→ **YOUR TASKS**
**A.** Print the passage of the video streaming architecture page from "Understanding Video Streaming" to "them for viewing." word for word.
**B.** From the rows below, output verbatim everything from the line with "- category-label: Andet sprog end dansk: [159, 232, 355, 254]" to the line with "- category-label: Mangler viden om økonomiske", including both of those lines.

→ **PAGE EXCERPT**
==================================================

Understanding Video Streaming Application Architecture

This document outlines the fundamental concepts and architectural components of modern video streaming applications. It covers key terminology, definitions, and the typical five-step pipeline involved in delivering video content.

Key Terminology and Definitions

To understand the architecture of modern streaming, it is essential to define the core technologies, grouped by their functional domains.

1. Media Compression & Codecs

  • Codec: A device or program (COmpressor-DECompressor) that shrinks large video files for transmission and expands them for viewing.

  • H.265 (HEVC): High Efficiency Video Coding. The successor to H.264, offering 25% to 50% better data compression at the same quality level.

  • H.264 (AVC): Advanced Video Coding. The industry standard for over a decade, known for universal compatibility but lower efficiency compared to HEVC.
  • CTU (Coding Tree Unit): The basic processing unit of HEVC, which can be as large as 64×64 pixels, allowing for more efficient processing of high-resolution video than H.264’s 16×16 macroblocks.
  • AAC AudioSpecificConfig: A global header for MPEG-4 Audio that contains essential information for an AAC decoder, such as the Audio Object Type (AOT), sampling rate, and channel configuration. It is typically generated by the encoder and used to initialize the decoder.

Ingest

  • SRT (Secure Reliable Transport): A UDP-based protocol designed for reliable video ingest over unstable networks, utilizing error correction (ARQ/FEC).

==================================================

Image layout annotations
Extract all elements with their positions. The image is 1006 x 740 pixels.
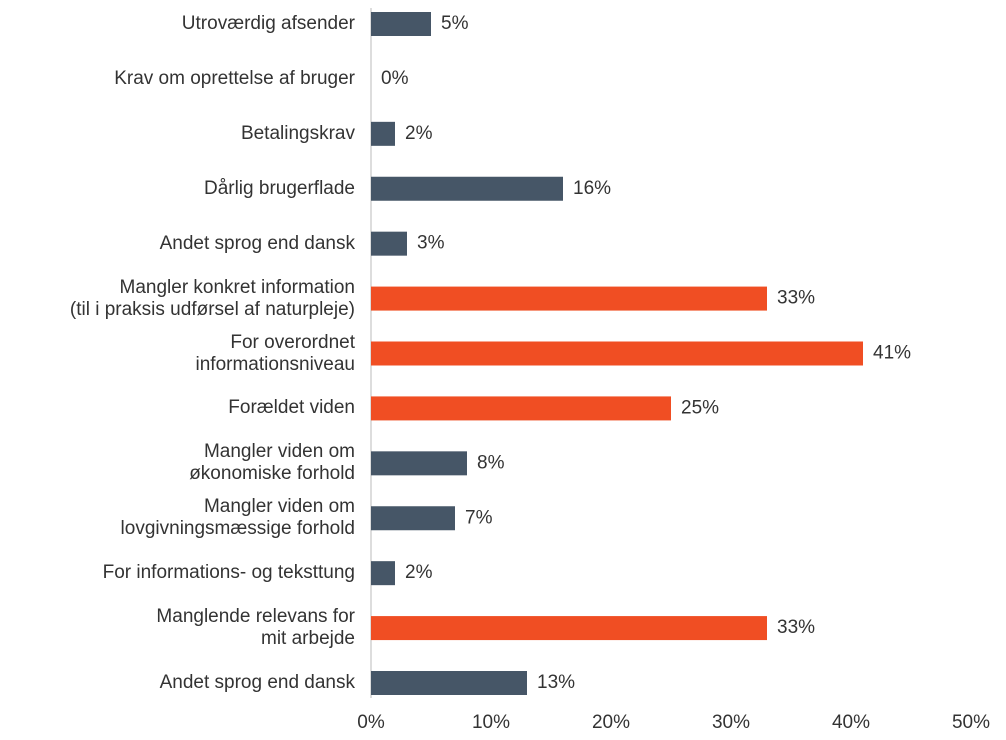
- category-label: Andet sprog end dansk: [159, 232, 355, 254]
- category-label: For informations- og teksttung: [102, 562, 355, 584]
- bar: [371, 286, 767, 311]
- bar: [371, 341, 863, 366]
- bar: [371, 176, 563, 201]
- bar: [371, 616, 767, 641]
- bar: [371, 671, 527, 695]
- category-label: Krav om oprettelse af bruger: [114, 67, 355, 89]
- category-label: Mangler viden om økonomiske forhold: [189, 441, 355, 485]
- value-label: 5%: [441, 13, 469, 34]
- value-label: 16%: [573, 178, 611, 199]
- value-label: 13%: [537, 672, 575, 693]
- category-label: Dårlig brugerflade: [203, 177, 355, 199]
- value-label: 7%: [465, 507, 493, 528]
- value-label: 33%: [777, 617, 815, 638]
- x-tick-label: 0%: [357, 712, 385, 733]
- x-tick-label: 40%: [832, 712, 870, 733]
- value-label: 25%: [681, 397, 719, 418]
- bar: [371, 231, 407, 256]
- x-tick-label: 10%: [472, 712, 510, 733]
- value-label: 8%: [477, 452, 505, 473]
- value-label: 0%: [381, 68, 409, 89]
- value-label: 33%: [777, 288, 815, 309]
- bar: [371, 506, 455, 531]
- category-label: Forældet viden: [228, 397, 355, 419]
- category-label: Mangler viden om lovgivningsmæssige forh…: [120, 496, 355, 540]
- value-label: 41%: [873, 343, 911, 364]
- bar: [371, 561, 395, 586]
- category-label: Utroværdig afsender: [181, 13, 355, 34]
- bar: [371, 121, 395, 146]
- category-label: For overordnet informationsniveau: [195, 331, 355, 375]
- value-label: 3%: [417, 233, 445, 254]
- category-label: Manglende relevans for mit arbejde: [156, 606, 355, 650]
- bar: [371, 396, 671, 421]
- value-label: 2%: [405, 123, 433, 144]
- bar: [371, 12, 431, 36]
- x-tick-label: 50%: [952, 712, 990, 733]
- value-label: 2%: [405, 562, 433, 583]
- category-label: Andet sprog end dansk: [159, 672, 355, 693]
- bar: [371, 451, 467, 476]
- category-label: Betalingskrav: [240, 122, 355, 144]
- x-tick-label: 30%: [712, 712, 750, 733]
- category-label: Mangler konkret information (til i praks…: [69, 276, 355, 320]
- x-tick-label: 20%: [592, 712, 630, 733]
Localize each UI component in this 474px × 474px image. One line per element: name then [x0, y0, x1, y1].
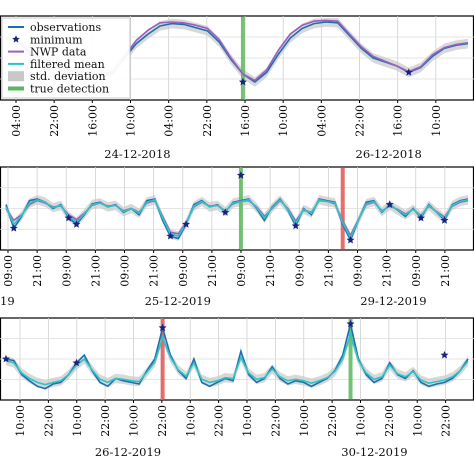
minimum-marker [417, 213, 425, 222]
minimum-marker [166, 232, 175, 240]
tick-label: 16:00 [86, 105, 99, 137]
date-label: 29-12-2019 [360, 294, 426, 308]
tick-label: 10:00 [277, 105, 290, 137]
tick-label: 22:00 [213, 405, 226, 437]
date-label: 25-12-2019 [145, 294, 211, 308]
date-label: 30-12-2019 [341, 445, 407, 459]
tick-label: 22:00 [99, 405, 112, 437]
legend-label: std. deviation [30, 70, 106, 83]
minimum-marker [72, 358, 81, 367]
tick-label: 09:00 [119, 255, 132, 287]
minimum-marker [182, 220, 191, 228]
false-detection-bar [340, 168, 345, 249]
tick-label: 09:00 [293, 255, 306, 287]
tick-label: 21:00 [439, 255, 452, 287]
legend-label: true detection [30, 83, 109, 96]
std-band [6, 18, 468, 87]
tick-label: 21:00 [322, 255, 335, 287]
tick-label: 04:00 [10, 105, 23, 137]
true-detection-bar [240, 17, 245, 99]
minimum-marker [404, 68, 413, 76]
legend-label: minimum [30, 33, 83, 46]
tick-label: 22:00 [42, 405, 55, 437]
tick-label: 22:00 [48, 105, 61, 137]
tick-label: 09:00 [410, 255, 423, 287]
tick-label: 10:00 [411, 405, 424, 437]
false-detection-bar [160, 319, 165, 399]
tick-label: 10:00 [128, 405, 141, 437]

==================================================

→ **EXERCISE RESPONSES**
**A.**
Understanding Video Streaming Application Architecture

This document outlines the fundamental concepts and architectural components of modern video streaming applications. It covers key terminology, definitions, and the typical five-step pipeline involved in delivering video content.

Key Terminology and Definitions

To understand the architecture of modern streaming, it is essential to define the core technologies, grouped by their functional domains.

1. Media Compression & Codecs

  • Codec: A device or program (COmpressor-DECompressor) that shrinks large video files for transmission and expands them for viewing.

**B.**
- category-label: Andet sprog end dansk: [159, 232, 355, 254]
- category-label: For informations- og teksttung: [102, 562, 355, 584]
- bar: [371, 286, 767, 311]
- bar: [371, 341, 863, 366]
- bar: [371, 176, 563, 201]
- bar: [371, 616, 767, 641]
- bar: [371, 671, 527, 695]
- category-label: Krav om oprettelse af bruger: [114, 67, 355, 89]
- category-label: Mangler viden om økonomiske forhold: [189, 441, 355, 485]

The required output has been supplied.